**WHAT THE TASK REQUIRES:**
Show all lines containing "already" from the data below.

**THE DATA:**
::::::::::
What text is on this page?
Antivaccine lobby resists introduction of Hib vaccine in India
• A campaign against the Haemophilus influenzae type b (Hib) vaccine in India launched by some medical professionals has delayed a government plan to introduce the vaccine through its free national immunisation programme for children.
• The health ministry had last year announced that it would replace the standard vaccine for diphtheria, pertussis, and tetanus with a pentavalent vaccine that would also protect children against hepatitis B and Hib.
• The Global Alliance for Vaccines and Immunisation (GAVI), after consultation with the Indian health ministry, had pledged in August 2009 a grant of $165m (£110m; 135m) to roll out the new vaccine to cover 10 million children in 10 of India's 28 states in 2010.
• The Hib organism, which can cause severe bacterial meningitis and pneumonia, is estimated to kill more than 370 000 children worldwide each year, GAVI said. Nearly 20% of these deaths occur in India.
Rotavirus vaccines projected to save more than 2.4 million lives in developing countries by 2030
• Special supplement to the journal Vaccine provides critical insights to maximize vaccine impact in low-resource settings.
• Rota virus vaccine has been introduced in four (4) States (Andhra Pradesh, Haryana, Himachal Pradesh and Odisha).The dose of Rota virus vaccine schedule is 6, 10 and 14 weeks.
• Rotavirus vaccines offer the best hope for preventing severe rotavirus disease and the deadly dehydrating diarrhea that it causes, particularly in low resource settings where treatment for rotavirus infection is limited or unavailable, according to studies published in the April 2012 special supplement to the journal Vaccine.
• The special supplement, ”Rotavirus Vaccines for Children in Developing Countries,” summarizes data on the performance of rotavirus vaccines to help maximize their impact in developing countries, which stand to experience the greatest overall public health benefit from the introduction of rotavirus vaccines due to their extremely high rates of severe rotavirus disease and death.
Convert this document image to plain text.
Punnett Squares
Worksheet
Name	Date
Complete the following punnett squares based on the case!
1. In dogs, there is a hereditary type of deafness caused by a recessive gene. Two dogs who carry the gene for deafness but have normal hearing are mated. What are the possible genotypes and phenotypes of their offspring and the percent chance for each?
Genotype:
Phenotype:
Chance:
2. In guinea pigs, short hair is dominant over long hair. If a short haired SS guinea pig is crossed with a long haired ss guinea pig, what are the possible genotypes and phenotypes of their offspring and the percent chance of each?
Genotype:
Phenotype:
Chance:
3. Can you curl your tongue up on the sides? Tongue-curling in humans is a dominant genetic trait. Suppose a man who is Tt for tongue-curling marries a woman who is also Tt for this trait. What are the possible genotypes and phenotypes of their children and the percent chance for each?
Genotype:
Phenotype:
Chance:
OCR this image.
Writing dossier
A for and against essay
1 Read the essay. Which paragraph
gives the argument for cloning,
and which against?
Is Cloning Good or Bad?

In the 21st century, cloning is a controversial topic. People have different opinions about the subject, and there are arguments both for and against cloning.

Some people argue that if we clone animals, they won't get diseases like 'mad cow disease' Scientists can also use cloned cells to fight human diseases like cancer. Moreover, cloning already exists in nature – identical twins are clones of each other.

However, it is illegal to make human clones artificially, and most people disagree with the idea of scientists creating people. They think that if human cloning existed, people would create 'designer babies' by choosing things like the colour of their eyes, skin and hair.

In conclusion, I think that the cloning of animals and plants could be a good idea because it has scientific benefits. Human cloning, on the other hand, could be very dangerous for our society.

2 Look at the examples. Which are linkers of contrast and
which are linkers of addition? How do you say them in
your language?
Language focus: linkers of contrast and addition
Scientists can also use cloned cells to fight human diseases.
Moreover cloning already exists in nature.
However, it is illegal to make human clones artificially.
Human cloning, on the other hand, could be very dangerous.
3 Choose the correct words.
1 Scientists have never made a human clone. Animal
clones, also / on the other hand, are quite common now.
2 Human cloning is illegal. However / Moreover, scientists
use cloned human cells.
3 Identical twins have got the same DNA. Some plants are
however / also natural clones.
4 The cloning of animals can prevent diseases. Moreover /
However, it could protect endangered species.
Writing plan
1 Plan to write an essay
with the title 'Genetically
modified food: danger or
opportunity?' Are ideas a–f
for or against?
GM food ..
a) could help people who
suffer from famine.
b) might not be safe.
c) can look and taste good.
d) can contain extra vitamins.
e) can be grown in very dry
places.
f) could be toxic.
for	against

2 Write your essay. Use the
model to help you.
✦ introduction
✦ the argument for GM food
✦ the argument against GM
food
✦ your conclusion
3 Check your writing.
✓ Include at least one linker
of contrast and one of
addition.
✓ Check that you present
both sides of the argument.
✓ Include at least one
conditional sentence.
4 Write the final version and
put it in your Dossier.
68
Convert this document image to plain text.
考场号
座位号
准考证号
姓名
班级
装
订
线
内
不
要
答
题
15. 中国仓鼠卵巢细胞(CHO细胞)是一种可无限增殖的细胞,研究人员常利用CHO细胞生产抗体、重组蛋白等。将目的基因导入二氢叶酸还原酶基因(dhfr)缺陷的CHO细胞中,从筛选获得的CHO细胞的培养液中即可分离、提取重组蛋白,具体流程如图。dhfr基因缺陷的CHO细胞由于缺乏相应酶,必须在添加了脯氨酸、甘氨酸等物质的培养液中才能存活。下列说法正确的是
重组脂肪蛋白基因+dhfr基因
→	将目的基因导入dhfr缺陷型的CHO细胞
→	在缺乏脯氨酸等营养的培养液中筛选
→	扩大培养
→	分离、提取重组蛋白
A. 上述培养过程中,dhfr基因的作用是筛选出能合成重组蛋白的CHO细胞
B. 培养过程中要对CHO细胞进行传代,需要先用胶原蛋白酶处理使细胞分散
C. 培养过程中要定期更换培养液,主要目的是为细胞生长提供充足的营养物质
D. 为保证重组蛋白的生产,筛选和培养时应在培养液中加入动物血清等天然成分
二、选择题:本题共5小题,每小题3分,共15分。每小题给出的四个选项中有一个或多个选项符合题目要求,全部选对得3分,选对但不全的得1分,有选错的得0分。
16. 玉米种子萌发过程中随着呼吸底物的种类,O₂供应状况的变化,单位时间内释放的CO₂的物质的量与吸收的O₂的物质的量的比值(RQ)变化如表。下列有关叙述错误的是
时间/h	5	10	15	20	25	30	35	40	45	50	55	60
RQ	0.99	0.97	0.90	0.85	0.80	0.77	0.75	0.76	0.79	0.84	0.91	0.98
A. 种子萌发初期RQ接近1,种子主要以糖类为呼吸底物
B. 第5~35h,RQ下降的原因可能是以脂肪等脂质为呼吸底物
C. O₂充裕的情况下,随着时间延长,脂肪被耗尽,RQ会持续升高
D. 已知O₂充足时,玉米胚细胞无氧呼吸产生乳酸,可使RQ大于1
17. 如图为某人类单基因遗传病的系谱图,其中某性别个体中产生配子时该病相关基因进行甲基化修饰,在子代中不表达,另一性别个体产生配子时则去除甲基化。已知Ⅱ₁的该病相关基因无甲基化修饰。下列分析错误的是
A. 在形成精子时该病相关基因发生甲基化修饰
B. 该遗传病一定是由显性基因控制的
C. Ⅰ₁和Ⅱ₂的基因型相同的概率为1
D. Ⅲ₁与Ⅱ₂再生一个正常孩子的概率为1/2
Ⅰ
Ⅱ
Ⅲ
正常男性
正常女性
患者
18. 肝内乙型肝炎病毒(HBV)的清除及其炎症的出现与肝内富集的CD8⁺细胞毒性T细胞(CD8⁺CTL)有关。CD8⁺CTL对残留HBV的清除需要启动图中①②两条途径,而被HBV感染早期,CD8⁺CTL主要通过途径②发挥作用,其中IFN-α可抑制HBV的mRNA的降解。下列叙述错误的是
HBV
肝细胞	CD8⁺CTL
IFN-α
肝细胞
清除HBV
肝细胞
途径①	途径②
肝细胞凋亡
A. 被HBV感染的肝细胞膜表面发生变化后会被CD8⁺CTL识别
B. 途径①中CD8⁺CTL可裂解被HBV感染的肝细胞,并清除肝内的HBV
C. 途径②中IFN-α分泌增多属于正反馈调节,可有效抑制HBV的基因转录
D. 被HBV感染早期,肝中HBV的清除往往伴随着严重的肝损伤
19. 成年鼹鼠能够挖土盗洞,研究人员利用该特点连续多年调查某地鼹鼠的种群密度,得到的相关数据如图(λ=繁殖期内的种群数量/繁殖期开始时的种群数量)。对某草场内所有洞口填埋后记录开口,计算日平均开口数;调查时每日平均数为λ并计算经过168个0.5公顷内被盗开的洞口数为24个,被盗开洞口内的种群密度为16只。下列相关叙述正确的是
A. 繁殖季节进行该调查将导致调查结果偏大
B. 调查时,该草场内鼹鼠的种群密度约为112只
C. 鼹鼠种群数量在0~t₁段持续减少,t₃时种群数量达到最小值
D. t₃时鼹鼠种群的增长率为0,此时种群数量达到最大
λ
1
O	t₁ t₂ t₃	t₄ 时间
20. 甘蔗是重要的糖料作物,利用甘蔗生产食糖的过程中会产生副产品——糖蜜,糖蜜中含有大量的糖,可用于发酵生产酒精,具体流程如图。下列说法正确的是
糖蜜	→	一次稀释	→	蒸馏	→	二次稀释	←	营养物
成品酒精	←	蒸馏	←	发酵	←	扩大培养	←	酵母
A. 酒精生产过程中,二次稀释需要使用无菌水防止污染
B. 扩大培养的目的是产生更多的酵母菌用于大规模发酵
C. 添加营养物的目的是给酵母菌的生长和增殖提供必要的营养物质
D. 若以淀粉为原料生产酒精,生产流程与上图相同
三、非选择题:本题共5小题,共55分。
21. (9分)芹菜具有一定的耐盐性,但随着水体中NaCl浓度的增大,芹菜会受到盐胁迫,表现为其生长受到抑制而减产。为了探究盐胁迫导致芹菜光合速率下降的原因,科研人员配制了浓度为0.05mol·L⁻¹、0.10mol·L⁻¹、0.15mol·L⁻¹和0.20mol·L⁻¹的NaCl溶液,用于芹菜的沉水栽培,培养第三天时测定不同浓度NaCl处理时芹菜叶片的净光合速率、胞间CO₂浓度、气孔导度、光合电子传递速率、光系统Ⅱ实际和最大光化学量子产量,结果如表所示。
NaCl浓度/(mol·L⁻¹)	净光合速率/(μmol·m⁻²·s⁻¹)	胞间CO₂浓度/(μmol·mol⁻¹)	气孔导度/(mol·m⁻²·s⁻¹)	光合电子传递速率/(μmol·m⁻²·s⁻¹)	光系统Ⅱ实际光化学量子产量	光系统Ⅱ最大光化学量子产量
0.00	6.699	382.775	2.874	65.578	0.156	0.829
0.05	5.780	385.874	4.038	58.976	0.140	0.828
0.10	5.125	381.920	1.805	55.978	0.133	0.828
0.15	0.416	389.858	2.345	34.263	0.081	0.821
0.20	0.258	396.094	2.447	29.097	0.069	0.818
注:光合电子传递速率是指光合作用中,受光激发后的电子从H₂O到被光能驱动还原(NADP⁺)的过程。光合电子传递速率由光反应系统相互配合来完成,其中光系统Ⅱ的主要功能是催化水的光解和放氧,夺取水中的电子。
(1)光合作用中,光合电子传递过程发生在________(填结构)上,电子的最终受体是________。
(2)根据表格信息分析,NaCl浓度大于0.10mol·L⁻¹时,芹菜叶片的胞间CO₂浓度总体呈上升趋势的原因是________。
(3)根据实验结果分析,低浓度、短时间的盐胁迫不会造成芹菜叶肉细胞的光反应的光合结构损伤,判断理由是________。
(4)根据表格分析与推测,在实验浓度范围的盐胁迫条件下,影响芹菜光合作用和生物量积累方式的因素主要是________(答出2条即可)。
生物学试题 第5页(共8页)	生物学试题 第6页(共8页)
::::::::::
**ANSWER SPACE:**
Some people argue that if we clone animals, they won't get diseases like 'mad cow disease' Scientists can also use cloned cells to fight human diseases like cancer. Moreover, cloning already exists in nature – identical twins are clones of each other.
Moreover cloning already exists in nature.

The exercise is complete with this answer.